DIRECTIONS:
All lines holding the string "故A正确" are to be shown.

SUPPLIED MATERIAL:
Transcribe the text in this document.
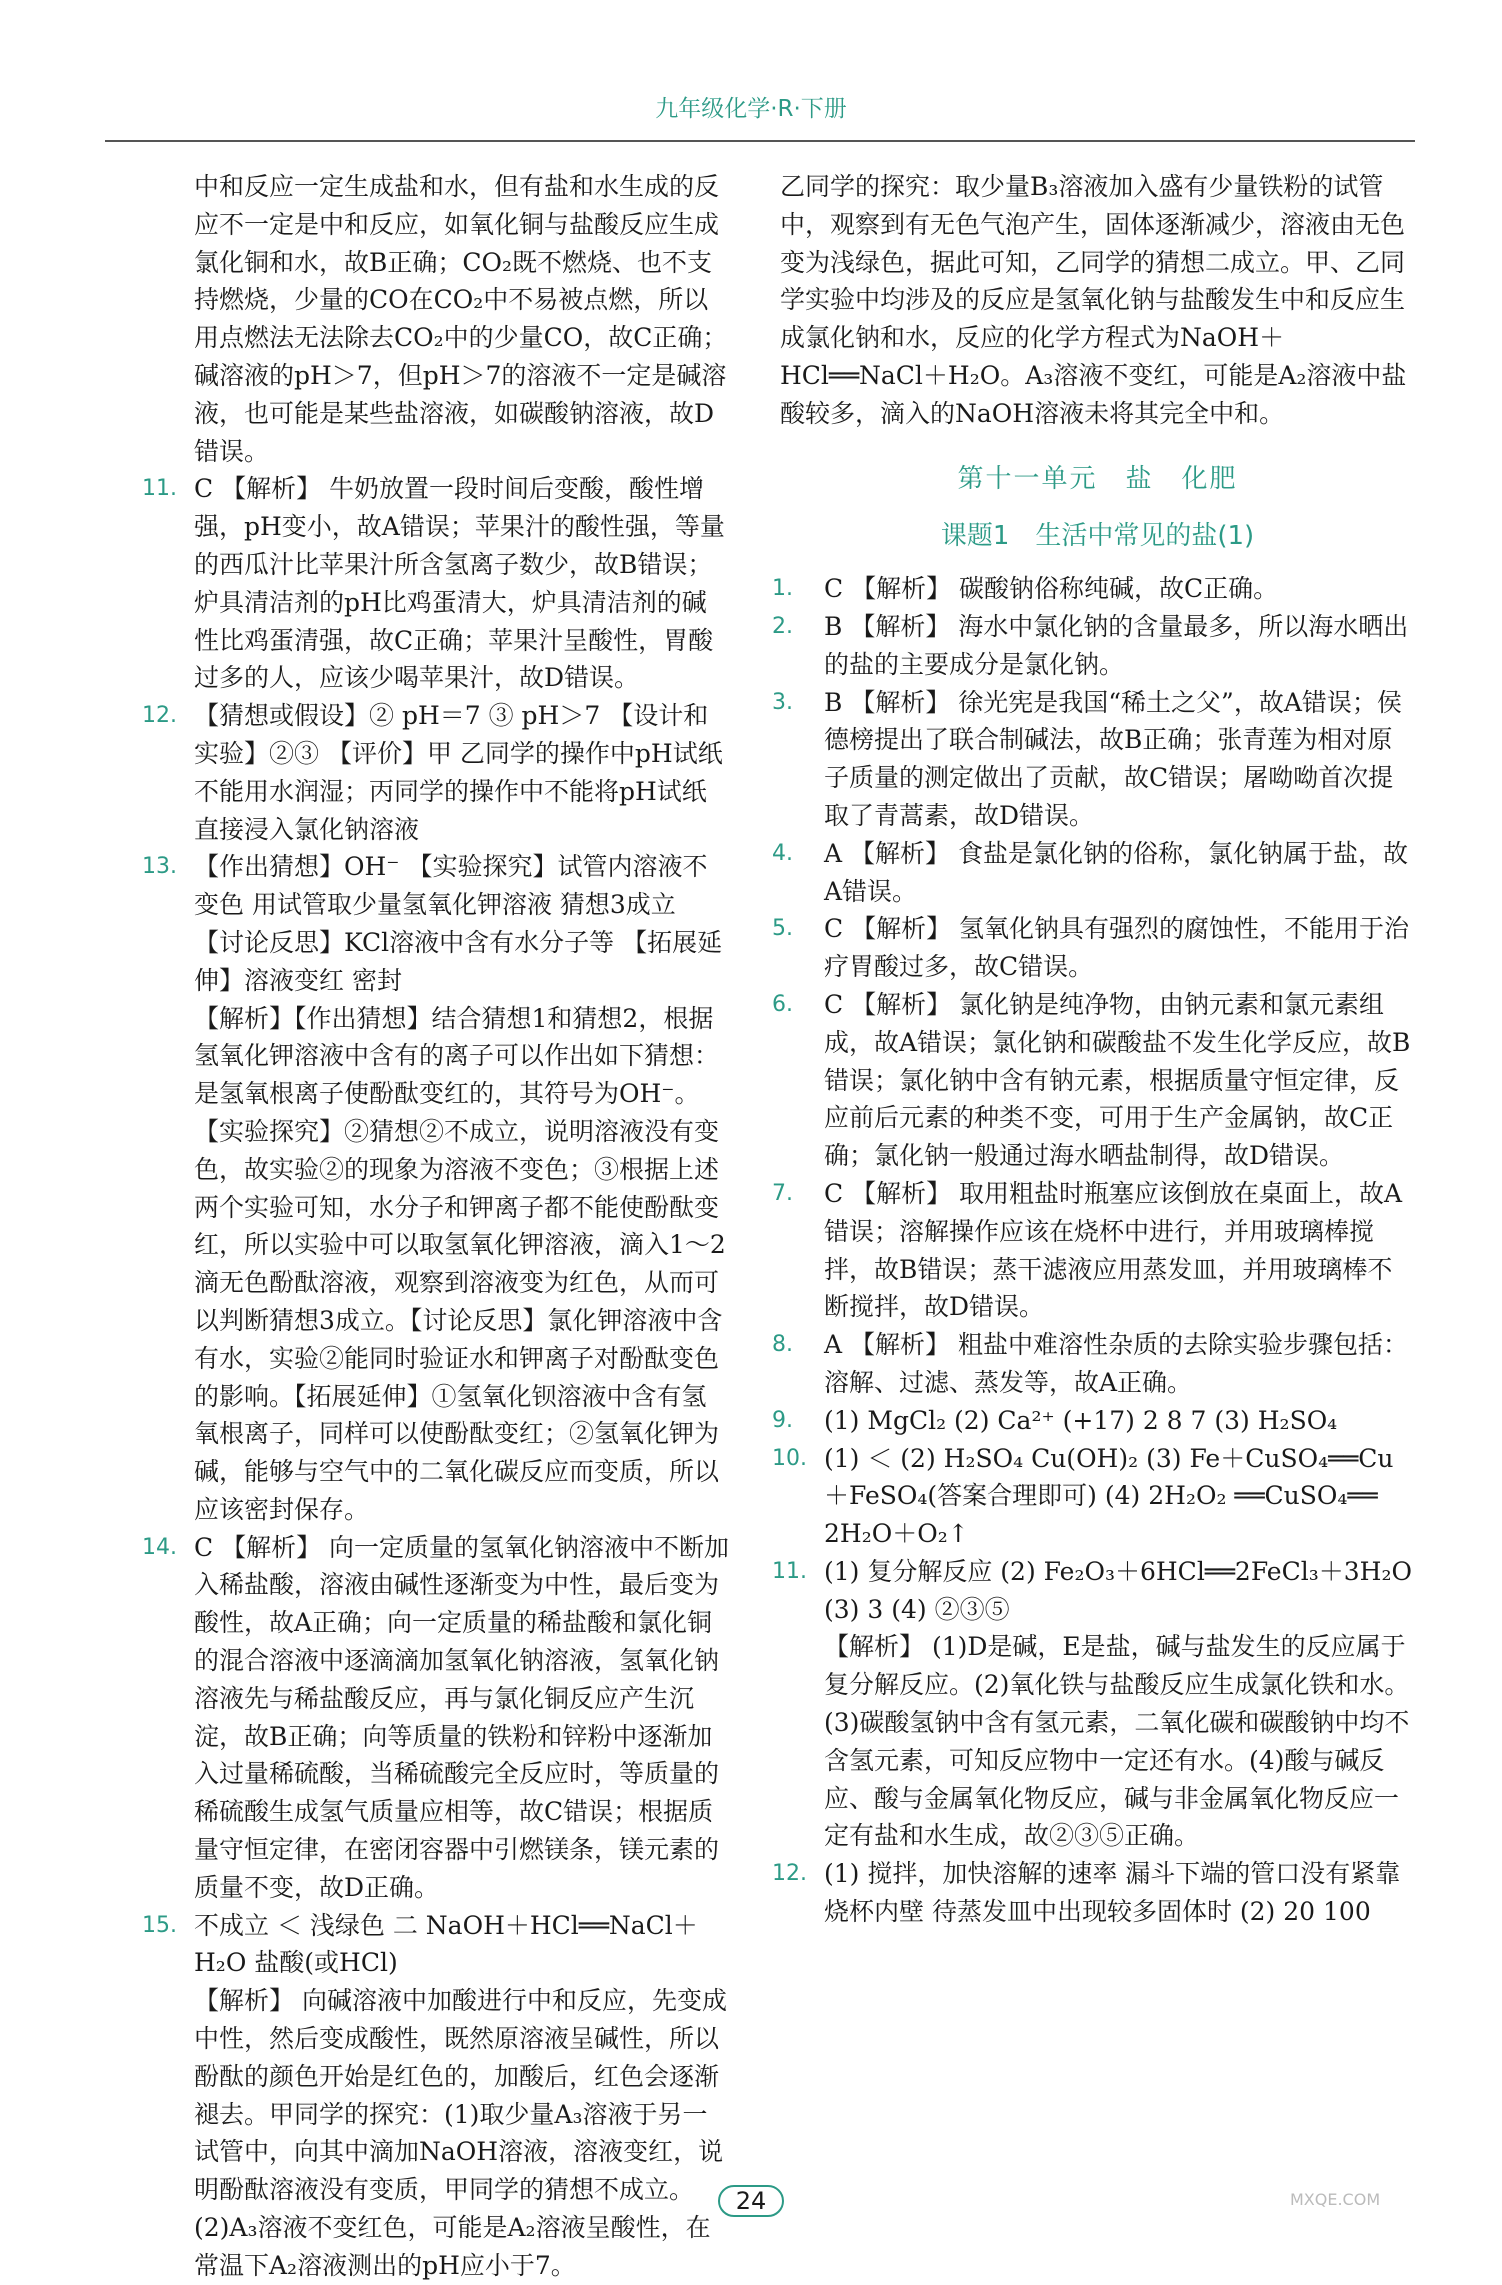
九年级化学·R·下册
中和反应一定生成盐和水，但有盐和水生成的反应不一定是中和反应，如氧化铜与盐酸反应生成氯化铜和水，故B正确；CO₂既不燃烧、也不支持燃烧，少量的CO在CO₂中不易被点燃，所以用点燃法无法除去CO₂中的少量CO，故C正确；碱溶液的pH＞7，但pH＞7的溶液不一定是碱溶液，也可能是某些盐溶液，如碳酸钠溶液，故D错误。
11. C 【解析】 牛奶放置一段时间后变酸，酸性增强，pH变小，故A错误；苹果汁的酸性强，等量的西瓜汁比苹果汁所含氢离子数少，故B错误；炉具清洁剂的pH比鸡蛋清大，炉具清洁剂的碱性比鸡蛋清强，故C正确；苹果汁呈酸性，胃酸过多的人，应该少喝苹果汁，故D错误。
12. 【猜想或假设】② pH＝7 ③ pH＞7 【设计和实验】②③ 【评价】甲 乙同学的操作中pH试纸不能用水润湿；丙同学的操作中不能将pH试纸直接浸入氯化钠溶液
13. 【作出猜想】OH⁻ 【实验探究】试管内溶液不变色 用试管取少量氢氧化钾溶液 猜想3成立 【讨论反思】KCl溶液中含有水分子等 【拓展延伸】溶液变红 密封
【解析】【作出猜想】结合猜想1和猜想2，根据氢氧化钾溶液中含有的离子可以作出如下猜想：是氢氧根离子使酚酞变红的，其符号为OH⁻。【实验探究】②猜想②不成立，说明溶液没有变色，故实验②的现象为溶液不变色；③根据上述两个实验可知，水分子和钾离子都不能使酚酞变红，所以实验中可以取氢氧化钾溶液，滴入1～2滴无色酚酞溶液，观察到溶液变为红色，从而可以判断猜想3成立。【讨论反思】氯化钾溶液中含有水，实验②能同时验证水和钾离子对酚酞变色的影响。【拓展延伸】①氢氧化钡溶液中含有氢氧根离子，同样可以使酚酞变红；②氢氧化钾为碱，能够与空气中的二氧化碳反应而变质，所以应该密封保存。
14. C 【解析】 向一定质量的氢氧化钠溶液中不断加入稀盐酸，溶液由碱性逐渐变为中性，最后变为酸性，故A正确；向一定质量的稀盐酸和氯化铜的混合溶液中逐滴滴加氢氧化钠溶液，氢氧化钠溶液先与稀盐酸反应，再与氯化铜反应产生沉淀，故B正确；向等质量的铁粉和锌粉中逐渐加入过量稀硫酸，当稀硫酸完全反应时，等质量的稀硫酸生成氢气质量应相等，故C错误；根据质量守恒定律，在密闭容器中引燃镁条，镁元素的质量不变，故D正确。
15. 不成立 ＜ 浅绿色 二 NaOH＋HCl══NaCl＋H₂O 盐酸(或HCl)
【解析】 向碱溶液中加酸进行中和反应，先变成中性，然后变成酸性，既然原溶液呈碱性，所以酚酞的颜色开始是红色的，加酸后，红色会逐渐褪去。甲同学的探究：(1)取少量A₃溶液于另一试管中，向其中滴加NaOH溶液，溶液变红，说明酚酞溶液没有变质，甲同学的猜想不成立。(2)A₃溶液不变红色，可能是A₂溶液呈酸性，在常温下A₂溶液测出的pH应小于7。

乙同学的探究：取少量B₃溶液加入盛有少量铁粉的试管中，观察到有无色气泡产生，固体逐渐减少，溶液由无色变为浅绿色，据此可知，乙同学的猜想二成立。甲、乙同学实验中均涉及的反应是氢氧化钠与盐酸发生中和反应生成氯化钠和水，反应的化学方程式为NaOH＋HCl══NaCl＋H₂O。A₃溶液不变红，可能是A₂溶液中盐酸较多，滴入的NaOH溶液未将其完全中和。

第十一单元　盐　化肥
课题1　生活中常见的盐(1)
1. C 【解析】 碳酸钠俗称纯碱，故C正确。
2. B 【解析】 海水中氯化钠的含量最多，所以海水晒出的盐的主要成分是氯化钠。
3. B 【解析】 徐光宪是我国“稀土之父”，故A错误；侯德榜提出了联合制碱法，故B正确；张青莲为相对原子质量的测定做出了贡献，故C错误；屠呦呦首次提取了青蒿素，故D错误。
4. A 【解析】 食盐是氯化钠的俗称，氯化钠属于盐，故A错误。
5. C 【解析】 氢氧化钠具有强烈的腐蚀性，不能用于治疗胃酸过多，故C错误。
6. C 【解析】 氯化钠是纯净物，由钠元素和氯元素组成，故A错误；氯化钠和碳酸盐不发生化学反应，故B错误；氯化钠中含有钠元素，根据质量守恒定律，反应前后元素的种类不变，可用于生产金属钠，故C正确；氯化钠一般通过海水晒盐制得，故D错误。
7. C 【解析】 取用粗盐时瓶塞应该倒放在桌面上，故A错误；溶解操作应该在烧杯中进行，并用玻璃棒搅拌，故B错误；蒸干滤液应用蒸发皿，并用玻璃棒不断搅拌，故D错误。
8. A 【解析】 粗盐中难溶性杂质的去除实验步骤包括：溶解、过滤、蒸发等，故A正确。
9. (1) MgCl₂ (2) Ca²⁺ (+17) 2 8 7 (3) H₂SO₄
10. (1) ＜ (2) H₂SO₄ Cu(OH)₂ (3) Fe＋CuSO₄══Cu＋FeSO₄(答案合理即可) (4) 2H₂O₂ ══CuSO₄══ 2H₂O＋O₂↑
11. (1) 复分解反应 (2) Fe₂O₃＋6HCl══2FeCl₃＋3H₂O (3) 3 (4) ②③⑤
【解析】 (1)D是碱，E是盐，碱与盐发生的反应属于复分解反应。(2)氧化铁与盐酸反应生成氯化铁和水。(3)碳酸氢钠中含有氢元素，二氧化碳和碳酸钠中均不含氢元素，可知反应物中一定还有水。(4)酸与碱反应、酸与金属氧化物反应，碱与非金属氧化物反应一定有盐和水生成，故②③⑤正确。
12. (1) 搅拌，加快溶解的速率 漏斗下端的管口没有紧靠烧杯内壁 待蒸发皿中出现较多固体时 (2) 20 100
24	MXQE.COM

TASK OUTPUT:
14. C 【解析】 向一定质量的氢氧化钠溶液中不断加入稀盐酸，溶液由碱性逐渐变为中性，最后变为酸性，故A正确；向一定质量的稀盐酸和氯化铜的混合溶液中逐滴滴加氢氧化钠溶液，氢氧化钠溶液先与稀盐酸反应，再与氯化铜反应产生沉淀，故B正确；向等质量的铁粉和锌粉中逐渐加入过量稀硫酸，当稀硫酸完全反应时，等质量的稀硫酸生成氢气质量应相等，故C错误；根据质量守恒定律，在密闭容器中引燃镁条，镁元素的质量不变，故D正确。
8. A 【解析】 粗盐中难溶性杂质的去除实验步骤包括：溶解、过滤、蒸发等，故A正确。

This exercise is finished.